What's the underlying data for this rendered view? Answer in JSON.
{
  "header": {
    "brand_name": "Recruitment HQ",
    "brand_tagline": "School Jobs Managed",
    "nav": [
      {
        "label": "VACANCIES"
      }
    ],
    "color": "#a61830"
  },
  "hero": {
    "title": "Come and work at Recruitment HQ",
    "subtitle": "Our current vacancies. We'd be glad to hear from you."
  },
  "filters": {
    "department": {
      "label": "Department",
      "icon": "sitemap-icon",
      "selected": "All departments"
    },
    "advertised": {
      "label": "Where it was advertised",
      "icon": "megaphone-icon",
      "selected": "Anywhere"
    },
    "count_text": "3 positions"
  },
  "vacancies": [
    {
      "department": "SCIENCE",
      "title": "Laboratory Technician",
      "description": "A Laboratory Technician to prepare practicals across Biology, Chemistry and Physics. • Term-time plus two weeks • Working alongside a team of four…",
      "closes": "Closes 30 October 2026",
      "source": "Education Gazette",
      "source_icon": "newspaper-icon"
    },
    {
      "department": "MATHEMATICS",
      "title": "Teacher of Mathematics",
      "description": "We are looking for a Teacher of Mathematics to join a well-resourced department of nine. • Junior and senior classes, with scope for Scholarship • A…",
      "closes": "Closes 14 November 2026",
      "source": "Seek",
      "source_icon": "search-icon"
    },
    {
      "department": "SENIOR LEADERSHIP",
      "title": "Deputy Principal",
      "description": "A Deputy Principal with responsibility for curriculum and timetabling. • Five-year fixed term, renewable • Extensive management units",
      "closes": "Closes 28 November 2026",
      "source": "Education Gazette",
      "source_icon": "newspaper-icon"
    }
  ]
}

· · · · · · ·

* Exercise goal: Write the listing out again, exactly as shown above.

* Output of the task:
What's the underlying data for this rendered view? Answer in JSON.
{
  "header": {
    "brand_name": "Recruitment HQ",
    "brand_tagline": "School Jobs Managed",
    "nav": [
      {
        "label": "VACANCIES"
      }
    ],
    "color": "#a61830"
  },
  "hero": {
    "title": "Come and work at Recruitment HQ",
    "subtitle": "Our current vacancies. We'd be glad to hear from you."
  },
  "filters": {
    "department": {
      "label": "Department",
      "icon": "sitemap-icon",
      "selected": "All departments"
    },
    "advertised": {
      "label": "Where it was advertised",
      "icon": "megaphone-icon",
      "selected": "Anywhere"
    },
    "count_text": "3 positions"
  },
  "vacancies": [
    {
      "department": "SCIENCE",
      "title": "Laboratory Technician",
      "description": "A Laboratory Technician to prepare practicals across Biology, Chemistry and Physics. • Term-time plus two weeks • Working alongside a team of four…",
      "closes": "Closes 30 October 2026",
      "source": "Education Gazette",
      "source_icon": "newspaper-icon"
    },
    {
      "department": "MATHEMATICS",
      "title": "Teacher of Mathematics",
      "description": "We are looking for a Teacher of Mathematics to join a well-resourced department of nine. • Junior and senior classes, with scope for Scholarship • A…",
      "closes": "Closes 14 November 2026",
      "source": "Seek",
      "source_icon": "search-icon"
    },
    {
      "department": "SENIOR LEADERSHIP",
      "title": "Deputy Principal",
      "description": "A Deputy Principal with responsibility for curriculum and timetabling. • Five-year fixed term, renewable • Extensive management units",
      "closes": "Closes 28 November 2026",
      "source": "Education Gazette",
      "source_icon": "newspaper-icon"
    }
  ]
}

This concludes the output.